■ GIVEN REQUEST ■
State how many lines of the entries below hold the word "диссертационного"; reply with nothing but the number.

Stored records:
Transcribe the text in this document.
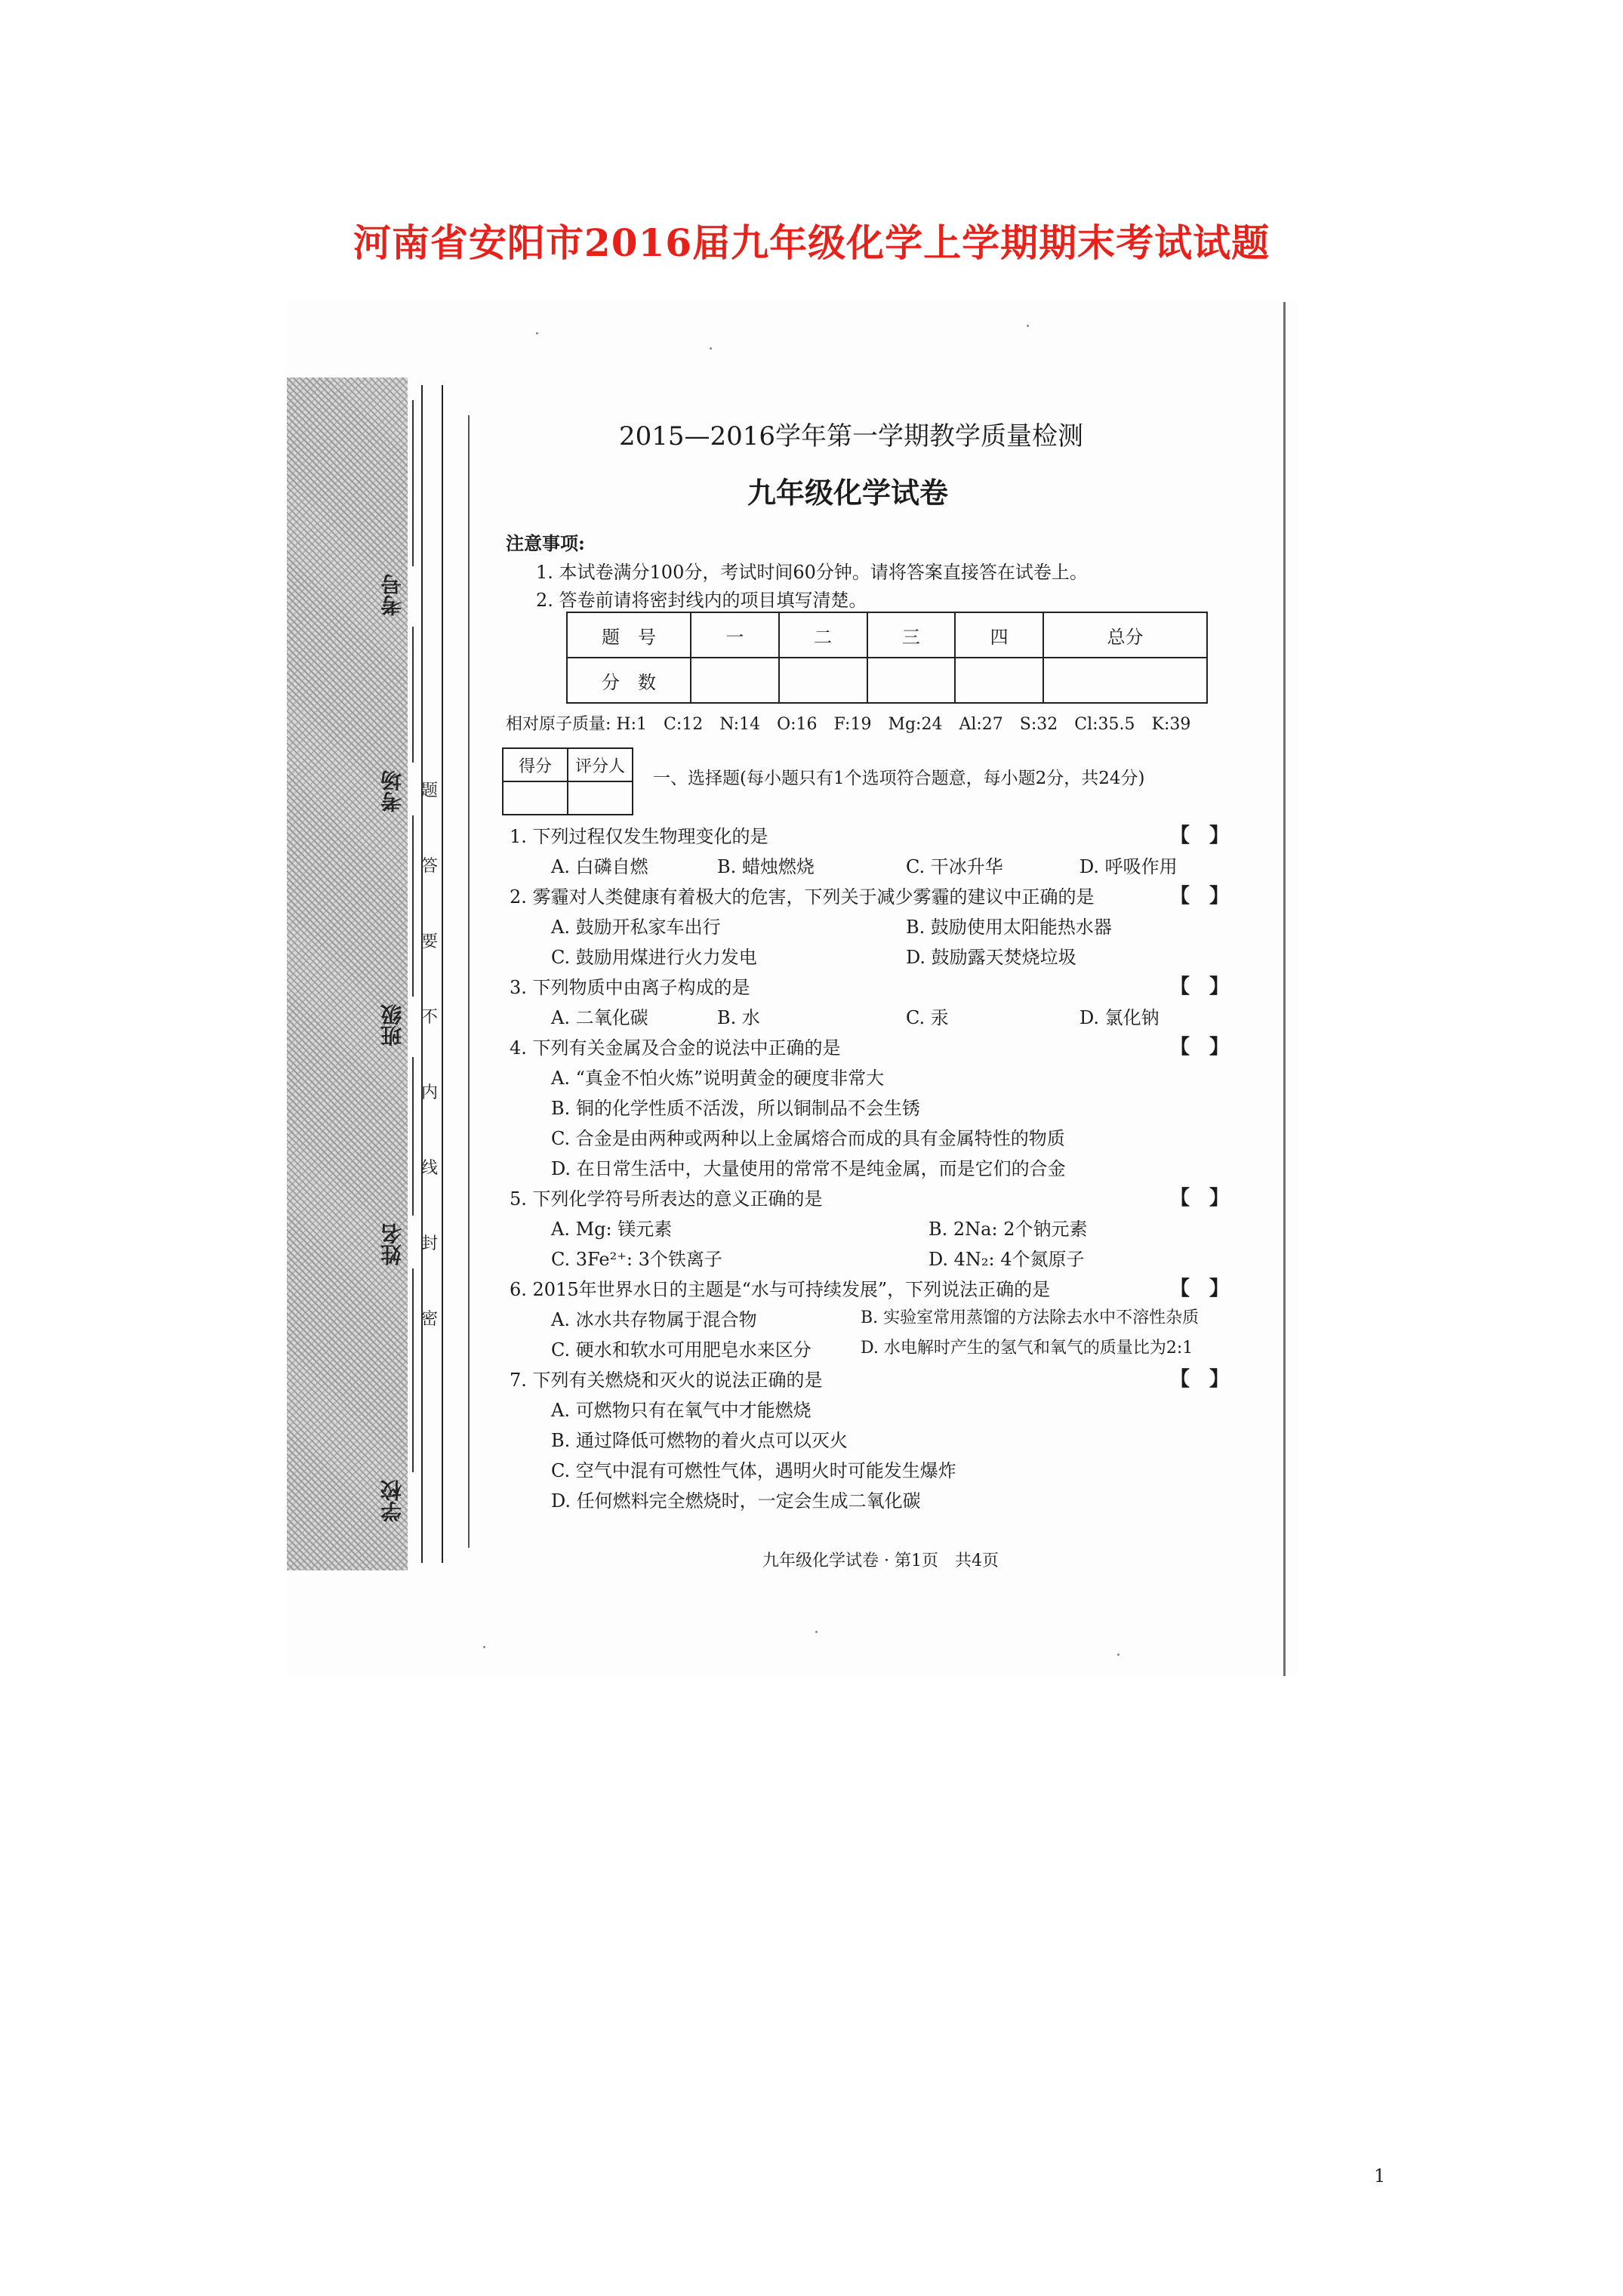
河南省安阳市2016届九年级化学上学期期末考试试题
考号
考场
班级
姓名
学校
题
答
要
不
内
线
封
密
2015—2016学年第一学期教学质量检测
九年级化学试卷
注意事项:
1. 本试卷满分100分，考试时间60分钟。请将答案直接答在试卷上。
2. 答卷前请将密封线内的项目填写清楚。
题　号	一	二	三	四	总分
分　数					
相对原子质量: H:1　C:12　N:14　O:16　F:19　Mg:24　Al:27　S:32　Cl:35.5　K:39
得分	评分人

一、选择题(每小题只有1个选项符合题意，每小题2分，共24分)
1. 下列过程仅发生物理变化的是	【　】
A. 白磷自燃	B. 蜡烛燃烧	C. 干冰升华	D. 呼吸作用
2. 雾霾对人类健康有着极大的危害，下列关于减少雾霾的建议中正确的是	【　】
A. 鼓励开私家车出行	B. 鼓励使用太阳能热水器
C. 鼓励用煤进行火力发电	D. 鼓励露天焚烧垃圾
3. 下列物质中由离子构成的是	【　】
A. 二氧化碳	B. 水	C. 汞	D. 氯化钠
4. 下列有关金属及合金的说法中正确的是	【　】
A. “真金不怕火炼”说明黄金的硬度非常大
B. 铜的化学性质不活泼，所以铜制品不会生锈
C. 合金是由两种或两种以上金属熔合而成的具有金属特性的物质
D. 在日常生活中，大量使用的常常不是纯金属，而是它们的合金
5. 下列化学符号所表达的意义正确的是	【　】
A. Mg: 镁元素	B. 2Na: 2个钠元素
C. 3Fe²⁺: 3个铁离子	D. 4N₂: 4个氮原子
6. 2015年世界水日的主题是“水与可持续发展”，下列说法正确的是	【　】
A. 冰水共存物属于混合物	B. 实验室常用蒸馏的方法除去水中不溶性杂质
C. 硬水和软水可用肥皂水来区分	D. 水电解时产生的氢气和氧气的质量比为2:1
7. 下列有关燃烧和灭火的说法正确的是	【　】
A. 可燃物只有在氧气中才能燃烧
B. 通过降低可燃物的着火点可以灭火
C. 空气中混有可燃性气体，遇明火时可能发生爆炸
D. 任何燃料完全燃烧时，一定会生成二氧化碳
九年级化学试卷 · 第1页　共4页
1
* * *
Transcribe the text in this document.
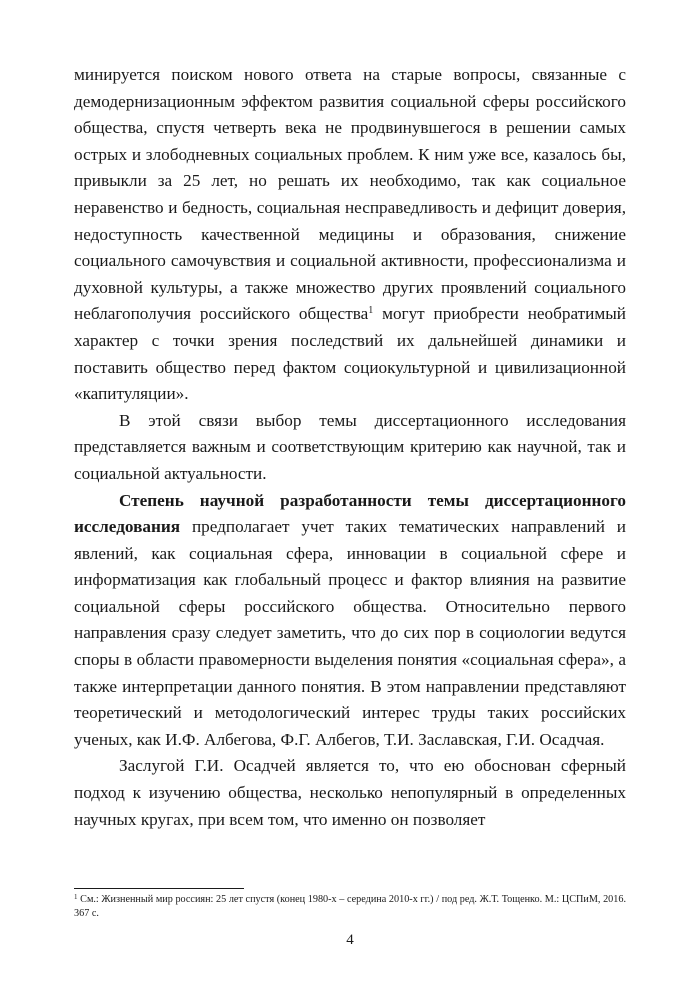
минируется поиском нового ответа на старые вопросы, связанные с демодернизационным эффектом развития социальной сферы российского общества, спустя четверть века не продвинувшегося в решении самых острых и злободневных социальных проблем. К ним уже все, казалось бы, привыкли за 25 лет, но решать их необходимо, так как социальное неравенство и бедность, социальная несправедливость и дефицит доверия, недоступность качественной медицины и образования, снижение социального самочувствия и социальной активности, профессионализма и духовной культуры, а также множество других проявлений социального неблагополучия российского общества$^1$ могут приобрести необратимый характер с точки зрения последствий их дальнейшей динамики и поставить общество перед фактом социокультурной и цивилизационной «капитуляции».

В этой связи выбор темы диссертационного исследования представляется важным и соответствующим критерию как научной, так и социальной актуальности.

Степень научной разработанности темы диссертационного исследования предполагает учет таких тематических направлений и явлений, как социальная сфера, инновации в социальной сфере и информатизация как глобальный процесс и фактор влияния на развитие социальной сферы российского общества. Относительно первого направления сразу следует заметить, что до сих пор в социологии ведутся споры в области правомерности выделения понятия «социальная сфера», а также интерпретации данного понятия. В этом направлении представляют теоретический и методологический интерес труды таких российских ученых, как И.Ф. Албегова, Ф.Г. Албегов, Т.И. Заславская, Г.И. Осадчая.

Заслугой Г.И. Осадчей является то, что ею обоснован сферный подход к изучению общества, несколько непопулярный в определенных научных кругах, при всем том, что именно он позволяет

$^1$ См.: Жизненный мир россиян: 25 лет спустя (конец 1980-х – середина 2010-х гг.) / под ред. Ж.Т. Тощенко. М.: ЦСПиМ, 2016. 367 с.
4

■ CORRECT ANSWER ■
2